### Instructions for the task
Scan the entries below for the word "grid". Copy each line that has it.
====== Material for the task ======
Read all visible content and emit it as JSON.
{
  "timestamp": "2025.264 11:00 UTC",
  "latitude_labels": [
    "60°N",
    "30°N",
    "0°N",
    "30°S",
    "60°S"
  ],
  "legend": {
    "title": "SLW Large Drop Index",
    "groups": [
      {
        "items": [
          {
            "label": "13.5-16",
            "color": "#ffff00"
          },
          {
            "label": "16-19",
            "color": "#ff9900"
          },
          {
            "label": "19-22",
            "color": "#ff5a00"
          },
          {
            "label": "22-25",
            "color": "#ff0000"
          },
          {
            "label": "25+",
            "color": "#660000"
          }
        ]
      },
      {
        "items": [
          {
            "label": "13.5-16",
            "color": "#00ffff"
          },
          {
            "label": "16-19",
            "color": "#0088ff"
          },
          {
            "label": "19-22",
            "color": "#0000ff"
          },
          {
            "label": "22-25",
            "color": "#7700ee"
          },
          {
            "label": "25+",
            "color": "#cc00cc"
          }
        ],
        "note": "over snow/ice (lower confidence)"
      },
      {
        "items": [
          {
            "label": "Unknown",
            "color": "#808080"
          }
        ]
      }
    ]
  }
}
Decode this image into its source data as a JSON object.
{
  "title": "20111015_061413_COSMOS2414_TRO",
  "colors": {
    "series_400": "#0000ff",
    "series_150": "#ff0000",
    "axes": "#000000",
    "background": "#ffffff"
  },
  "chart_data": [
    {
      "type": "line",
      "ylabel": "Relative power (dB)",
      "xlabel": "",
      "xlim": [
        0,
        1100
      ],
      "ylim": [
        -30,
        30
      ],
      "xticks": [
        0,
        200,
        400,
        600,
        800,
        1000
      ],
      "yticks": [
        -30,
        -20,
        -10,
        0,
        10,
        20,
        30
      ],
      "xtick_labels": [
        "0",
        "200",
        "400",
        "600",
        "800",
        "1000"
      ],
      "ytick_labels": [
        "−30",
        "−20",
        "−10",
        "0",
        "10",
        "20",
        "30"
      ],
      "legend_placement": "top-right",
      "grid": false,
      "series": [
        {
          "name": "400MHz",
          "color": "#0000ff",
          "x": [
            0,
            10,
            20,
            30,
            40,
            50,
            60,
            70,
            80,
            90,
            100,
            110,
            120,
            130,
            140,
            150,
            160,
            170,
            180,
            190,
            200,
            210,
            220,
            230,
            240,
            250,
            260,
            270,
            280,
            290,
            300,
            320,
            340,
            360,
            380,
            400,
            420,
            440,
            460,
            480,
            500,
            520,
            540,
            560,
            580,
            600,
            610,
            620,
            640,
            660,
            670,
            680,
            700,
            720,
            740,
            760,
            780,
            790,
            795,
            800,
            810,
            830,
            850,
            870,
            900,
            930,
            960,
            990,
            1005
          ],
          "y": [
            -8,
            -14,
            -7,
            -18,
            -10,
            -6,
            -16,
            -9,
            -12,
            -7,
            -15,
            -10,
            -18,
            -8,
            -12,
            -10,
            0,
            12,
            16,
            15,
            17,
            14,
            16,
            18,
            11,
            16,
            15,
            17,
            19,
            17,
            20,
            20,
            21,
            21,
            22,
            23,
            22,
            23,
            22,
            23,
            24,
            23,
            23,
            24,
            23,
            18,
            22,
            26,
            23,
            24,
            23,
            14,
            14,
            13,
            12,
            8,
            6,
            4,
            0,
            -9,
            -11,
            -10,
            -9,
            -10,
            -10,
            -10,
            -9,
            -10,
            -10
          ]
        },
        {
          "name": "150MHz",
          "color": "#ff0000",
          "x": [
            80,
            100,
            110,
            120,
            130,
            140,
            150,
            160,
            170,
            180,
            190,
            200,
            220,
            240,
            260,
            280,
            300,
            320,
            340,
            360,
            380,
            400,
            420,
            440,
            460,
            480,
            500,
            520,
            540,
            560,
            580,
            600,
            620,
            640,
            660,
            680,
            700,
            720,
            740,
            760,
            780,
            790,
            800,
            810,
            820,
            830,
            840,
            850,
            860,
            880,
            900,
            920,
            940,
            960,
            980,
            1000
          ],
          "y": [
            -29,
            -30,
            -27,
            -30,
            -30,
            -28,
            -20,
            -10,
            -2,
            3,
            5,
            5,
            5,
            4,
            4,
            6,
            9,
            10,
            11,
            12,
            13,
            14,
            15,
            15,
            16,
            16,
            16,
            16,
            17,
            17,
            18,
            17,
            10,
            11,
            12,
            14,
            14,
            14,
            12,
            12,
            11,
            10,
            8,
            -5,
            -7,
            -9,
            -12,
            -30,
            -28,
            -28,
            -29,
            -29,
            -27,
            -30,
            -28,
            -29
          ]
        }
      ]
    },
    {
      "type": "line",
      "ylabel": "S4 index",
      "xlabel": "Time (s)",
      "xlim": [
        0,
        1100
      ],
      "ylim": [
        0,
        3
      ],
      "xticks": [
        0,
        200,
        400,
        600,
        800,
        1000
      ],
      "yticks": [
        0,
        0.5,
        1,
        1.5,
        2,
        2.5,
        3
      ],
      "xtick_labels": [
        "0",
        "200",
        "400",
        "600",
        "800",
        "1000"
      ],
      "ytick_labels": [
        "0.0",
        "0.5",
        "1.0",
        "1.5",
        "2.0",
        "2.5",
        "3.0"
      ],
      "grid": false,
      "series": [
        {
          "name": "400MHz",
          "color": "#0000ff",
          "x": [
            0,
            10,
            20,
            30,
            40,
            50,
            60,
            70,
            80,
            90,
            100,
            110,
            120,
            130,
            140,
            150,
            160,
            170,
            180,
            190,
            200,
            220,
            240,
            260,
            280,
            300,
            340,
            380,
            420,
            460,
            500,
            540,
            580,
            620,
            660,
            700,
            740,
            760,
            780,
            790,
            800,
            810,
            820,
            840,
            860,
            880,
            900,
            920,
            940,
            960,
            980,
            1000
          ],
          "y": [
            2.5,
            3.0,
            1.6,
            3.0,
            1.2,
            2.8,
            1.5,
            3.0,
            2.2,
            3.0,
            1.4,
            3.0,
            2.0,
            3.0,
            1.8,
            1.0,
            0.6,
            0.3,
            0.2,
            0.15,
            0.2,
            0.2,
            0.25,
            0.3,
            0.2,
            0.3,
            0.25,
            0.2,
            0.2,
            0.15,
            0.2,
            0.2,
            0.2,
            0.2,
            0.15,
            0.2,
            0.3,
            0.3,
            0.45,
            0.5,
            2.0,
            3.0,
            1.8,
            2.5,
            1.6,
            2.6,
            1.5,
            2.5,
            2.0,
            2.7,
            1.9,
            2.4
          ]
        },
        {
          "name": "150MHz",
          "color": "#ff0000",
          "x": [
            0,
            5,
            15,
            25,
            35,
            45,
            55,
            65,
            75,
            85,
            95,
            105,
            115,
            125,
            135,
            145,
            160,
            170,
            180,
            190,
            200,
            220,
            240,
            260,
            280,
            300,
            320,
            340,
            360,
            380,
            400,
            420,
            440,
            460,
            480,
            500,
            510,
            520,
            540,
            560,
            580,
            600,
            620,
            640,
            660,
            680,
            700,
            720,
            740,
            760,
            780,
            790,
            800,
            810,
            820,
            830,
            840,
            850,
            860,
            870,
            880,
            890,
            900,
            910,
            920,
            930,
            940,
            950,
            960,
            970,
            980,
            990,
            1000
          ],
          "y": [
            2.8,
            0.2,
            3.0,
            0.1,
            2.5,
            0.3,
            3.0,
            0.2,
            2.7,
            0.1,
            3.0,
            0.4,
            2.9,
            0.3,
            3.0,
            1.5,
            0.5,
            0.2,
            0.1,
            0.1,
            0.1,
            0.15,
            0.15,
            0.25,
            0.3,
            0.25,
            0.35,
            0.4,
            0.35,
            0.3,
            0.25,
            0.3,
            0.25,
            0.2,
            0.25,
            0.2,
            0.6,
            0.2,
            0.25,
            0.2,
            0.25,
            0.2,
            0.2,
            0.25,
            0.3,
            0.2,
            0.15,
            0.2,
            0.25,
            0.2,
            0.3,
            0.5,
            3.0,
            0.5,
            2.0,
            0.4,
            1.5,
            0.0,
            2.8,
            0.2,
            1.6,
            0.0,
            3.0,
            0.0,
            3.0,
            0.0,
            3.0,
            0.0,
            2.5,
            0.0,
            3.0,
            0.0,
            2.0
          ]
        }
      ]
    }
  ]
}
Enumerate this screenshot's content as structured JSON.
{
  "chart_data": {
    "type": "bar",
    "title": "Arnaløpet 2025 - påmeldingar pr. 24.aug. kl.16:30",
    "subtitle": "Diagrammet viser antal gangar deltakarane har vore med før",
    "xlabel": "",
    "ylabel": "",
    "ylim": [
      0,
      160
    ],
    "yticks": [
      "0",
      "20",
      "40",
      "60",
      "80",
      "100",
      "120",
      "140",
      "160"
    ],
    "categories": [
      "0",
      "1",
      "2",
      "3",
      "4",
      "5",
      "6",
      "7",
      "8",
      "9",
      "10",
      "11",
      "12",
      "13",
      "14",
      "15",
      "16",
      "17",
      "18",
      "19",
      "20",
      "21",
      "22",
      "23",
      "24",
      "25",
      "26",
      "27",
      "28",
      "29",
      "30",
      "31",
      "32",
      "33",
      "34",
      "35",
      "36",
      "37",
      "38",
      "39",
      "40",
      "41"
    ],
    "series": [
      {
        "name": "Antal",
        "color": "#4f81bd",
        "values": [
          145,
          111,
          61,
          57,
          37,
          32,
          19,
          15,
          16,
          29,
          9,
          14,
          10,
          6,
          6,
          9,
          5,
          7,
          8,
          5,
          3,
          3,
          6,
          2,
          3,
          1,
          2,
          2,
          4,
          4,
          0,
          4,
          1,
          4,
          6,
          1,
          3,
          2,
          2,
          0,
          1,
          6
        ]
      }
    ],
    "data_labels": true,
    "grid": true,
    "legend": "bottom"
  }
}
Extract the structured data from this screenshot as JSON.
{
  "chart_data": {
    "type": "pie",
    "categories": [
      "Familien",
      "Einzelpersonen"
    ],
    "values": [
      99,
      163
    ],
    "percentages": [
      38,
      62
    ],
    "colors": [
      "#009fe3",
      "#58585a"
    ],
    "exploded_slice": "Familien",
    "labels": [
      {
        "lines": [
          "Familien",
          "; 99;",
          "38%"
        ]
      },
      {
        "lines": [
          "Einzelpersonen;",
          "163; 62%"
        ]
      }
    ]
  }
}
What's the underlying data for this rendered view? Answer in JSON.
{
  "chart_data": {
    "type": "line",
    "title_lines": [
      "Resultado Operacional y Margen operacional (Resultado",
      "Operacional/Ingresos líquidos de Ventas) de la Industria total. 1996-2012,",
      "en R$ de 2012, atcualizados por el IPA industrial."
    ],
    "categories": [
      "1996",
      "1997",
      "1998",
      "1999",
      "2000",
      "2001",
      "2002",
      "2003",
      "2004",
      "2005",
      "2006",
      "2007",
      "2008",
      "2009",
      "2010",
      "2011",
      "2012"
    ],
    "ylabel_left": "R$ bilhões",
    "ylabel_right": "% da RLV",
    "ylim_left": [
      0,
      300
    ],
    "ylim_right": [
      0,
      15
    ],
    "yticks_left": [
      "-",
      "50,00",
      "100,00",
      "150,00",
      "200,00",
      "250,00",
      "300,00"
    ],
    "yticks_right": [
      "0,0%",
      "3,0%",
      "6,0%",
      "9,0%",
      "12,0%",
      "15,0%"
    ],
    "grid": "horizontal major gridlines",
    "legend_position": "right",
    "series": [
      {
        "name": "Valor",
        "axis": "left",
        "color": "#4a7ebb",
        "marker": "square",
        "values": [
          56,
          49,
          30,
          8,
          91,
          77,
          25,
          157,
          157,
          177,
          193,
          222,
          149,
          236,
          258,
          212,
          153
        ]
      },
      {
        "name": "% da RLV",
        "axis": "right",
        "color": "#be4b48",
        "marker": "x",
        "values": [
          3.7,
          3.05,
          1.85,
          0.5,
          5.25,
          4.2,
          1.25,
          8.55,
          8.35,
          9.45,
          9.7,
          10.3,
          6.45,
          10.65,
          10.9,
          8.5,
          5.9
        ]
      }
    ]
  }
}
======
### Task answer
      "grid": false,
      "grid": false,
    "grid": true,
    "grid": "horizontal major gridlines",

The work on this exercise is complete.